= TASK DESCRIPTION =
Your task is to print the material below exactly as presented.

= INFORMATION SHOWN =
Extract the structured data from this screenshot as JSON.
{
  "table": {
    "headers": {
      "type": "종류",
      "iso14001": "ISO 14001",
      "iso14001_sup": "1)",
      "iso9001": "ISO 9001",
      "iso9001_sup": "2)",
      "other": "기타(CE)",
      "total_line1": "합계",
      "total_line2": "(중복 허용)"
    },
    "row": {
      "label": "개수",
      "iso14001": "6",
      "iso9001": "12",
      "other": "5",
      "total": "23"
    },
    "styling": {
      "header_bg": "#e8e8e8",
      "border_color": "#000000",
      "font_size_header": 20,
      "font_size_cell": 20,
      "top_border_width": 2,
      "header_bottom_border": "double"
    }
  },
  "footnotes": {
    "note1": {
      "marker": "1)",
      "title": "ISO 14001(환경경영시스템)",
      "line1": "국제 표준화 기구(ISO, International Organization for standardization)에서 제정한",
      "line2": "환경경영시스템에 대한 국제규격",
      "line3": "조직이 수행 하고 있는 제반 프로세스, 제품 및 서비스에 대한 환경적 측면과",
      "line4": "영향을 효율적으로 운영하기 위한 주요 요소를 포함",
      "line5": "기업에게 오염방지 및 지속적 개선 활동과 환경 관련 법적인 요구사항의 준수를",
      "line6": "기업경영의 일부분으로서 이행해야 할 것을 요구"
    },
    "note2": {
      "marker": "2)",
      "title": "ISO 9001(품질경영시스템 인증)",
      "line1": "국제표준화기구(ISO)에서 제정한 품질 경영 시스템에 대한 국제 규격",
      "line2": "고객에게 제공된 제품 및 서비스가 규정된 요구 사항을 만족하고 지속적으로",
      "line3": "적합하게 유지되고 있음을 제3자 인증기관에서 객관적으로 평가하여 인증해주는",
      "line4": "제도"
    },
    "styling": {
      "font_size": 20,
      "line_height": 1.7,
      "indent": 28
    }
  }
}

= ANSWER =
Extract the structured data from this screenshot as JSON.
{
  "table": {
    "headers": {
      "type": "종류",
      "iso14001": "ISO 14001",
      "iso14001_sup": "1)",
      "iso9001": "ISO 9001",
      "iso9001_sup": "2)",
      "other": "기타(CE)",
      "total_line1": "합계",
      "total_line2": "(중복 허용)"
    },
    "row": {
      "label": "개수",
      "iso14001": "6",
      "iso9001": "12",
      "other": "5",
      "total": "23"
    },
    "styling": {
      "header_bg": "#e8e8e8",
      "border_color": "#000000",
      "font_size_header": 20,
      "font_size_cell": 20,
      "top_border_width": 2,
      "header_bottom_border": "double"
    }
  },
  "footnotes": {
    "note1": {
      "marker": "1)",
      "title": "ISO 14001(환경경영시스템)",
      "line1": "국제 표준화 기구(ISO, International Organization for standardization)에서 제정한",
      "line2": "환경경영시스템에 대한 국제규격",
      "line3": "조직이 수행 하고 있는 제반 프로세스, 제품 및 서비스에 대한 환경적 측면과",
      "line4": "영향을 효율적으로 운영하기 위한 주요 요소를 포함",
      "line5": "기업에게 오염방지 및 지속적 개선 활동과 환경 관련 법적인 요구사항의 준수를",
      "line6": "기업경영의 일부분으로서 이행해야 할 것을 요구"
    },
    "note2": {
      "marker": "2)",
      "title": "ISO 9001(품질경영시스템 인증)",
      "line1": "국제표준화기구(ISO)에서 제정한 품질 경영 시스템에 대한 국제 규격",
      "line2": "고객에게 제공된 제품 및 서비스가 규정된 요구 사항을 만족하고 지속적으로",
      "line3": "적합하게 유지되고 있음을 제3자 인증기관에서 객관적으로 평가하여 인증해주는",
      "line4": "제도"
    },
    "styling": {
      "font_size": 20,
      "line_height": 1.7,
      "indent": 28
    }
  }
}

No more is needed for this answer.